▶ [Required work]
Go through the listing and set it down exactly, leaving out its pictures.

▶ [Data provided]

━━━━━━━━━━

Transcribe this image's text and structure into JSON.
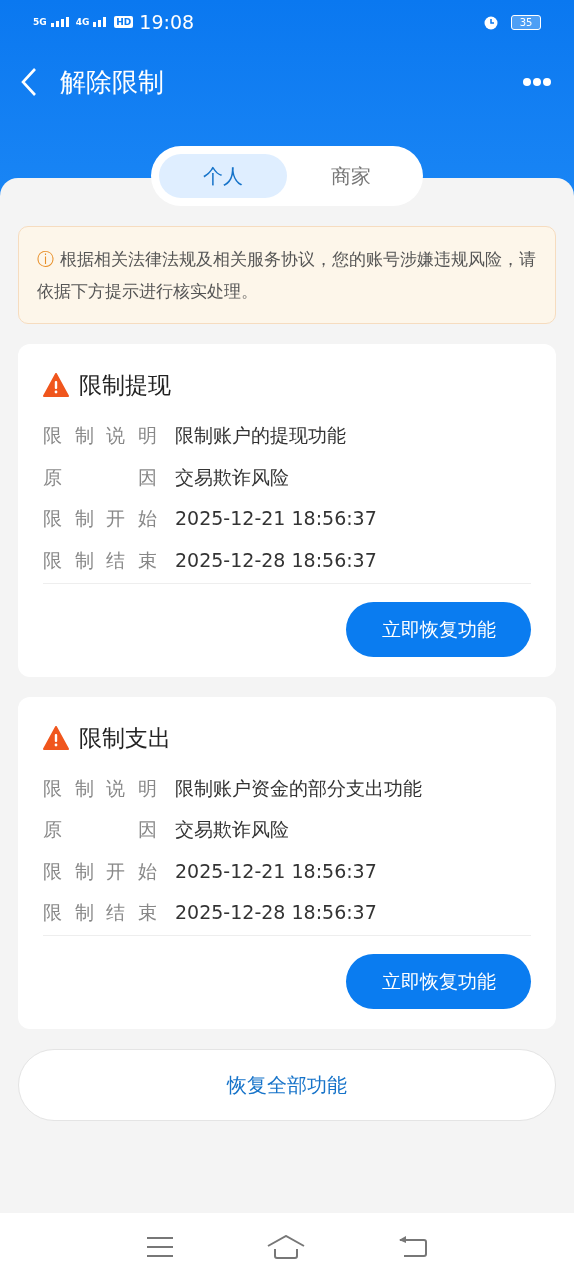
{
  "status_bar": {
    "network_1": "5G",
    "network_2": "4G",
    "hd": "HD",
    "time": "19:08",
    "battery": "35"
  },
  "header": {
    "title": "解除限制"
  },
  "tabs": [
    {
      "label": "个人",
      "selected": true
    },
    {
      "label": "商家",
      "selected": false
    }
  ],
  "notice": {
    "icon": "ⓘ",
    "text": "根据相关法律法规及相关服务协议，您的账号涉嫌违规风险，请依据下方提示进行核实处理。"
  },
  "restrictions": [
    {
      "title": "限制提现",
      "rows": [
        {
          "label": "限制说明",
          "value": "限制账户的提现功能"
        },
        {
          "label": "原因",
          "value": "交易欺诈风险"
        },
        {
          "label": "限制开始",
          "value": "2025-12-21 18:56:37"
        },
        {
          "label": "限制结束",
          "value": "2025-12-28 18:56:37"
        }
      ],
      "button": "立即恢复功能"
    },
    {
      "title": "限制支出",
      "rows": [
        {
          "label": "限制说明",
          "value": "限制账户资金的部分支出功能"
        },
        {
          "label": "原因",
          "value": "交易欺诈风险"
        },
        {
          "label": "限制开始",
          "value": "2025-12-21 18:56:37"
        },
        {
          "label": "限制结束",
          "value": "2025-12-28 18:56:37"
        }
      ],
      "button": "立即恢复功能"
    }
  ],
  "restore_all_button": "恢复全部功能"
}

━━━━━━━━━━

▶ [Solved exercise]
Transcribe this image's text and structure into JSON.
{
  "status_bar": {
    "network_1": "5G",
    "network_2": "4G",
    "hd": "HD",
    "time": "19:08",
    "battery": "35"
  },
  "header": {
    "title": "解除限制"
  },
  "tabs": [
    {
      "label": "个人",
      "selected": true
    },
    {
      "label": "商家",
      "selected": false
    }
  ],
  "notice": {
    "icon": "ⓘ",
    "text": "根据相关法律法规及相关服务协议，您的账号涉嫌违规风险，请依据下方提示进行核实处理。"
  },
  "restrictions": [
    {
      "title": "限制提现",
      "rows": [
        {
          "label": "限制说明",
          "value": "限制账户的提现功能"
        },
        {
          "label": "原因",
          "value": "交易欺诈风险"
        },
        {
          "label": "限制开始",
          "value": "2025-12-21 18:56:37"
        },
        {
          "label": "限制结束",
          "value": "2025-12-28 18:56:37"
        }
      ],
      "button": "立即恢复功能"
    },
    {
      "title": "限制支出",
      "rows": [
        {
          "label": "限制说明",
          "value": "限制账户资金的部分支出功能"
        },
        {
          "label": "原因",
          "value": "交易欺诈风险"
        },
        {
          "label": "限制开始",
          "value": "2025-12-21 18:56:37"
        },
        {
          "label": "限制结束",
          "value": "2025-12-28 18:56:37"
        }
      ],
      "button": "立即恢复功能"
    }
  ],
  "restore_all_button": "恢复全部功能"
}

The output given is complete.